### DATASET EXTRACT
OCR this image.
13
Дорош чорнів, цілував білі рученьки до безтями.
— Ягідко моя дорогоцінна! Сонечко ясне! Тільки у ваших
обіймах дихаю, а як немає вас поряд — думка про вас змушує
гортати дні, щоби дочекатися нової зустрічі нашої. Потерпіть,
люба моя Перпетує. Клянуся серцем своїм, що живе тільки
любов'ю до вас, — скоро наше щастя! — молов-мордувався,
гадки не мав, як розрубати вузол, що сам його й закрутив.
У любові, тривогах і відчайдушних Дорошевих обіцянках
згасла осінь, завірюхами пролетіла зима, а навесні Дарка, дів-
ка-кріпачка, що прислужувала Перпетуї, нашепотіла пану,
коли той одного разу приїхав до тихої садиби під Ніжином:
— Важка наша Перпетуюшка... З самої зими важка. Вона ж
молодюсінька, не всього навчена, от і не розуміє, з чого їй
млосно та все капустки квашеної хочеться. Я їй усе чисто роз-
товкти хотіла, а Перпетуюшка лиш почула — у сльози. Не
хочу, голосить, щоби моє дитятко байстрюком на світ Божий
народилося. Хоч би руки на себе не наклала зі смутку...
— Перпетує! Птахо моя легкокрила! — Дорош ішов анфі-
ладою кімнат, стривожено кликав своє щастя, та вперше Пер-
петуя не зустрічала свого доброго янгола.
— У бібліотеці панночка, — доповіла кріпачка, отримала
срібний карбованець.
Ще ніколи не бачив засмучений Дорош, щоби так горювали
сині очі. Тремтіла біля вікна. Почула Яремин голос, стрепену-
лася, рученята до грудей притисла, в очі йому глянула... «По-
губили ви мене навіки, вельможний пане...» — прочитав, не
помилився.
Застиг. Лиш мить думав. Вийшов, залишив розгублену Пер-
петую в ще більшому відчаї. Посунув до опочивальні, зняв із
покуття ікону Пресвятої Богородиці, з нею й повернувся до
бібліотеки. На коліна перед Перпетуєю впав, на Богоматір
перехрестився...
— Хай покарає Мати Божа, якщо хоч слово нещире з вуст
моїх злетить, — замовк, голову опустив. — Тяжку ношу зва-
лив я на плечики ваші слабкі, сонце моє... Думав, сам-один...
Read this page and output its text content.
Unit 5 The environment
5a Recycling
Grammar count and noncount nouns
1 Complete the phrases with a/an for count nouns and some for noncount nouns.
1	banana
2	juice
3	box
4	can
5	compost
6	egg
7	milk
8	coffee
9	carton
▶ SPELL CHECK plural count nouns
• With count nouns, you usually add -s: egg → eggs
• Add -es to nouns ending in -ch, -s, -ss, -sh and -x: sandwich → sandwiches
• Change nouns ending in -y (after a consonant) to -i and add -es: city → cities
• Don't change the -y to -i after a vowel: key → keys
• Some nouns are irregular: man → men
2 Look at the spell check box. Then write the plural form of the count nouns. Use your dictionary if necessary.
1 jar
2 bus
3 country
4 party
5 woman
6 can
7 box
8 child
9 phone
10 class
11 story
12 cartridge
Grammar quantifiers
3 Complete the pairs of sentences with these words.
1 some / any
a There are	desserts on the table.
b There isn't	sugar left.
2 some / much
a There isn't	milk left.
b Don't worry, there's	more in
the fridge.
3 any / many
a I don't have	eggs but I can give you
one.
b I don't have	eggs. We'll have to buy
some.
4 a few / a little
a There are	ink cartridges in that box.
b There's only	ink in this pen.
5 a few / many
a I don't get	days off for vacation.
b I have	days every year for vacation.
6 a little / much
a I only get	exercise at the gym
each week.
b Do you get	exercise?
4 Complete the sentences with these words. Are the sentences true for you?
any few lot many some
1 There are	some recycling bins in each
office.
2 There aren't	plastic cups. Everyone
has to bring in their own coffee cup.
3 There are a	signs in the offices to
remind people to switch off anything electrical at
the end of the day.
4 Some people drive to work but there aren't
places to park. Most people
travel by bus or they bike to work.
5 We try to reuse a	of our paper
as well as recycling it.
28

### TASK INSTRUCTIONS
From the records above, pull out every line containing the word "noncount".

### ANSWER FOR THE TASK
Grammar count and noncount nouns
1 Complete the phrases with a/an for count nouns and some for noncount nouns.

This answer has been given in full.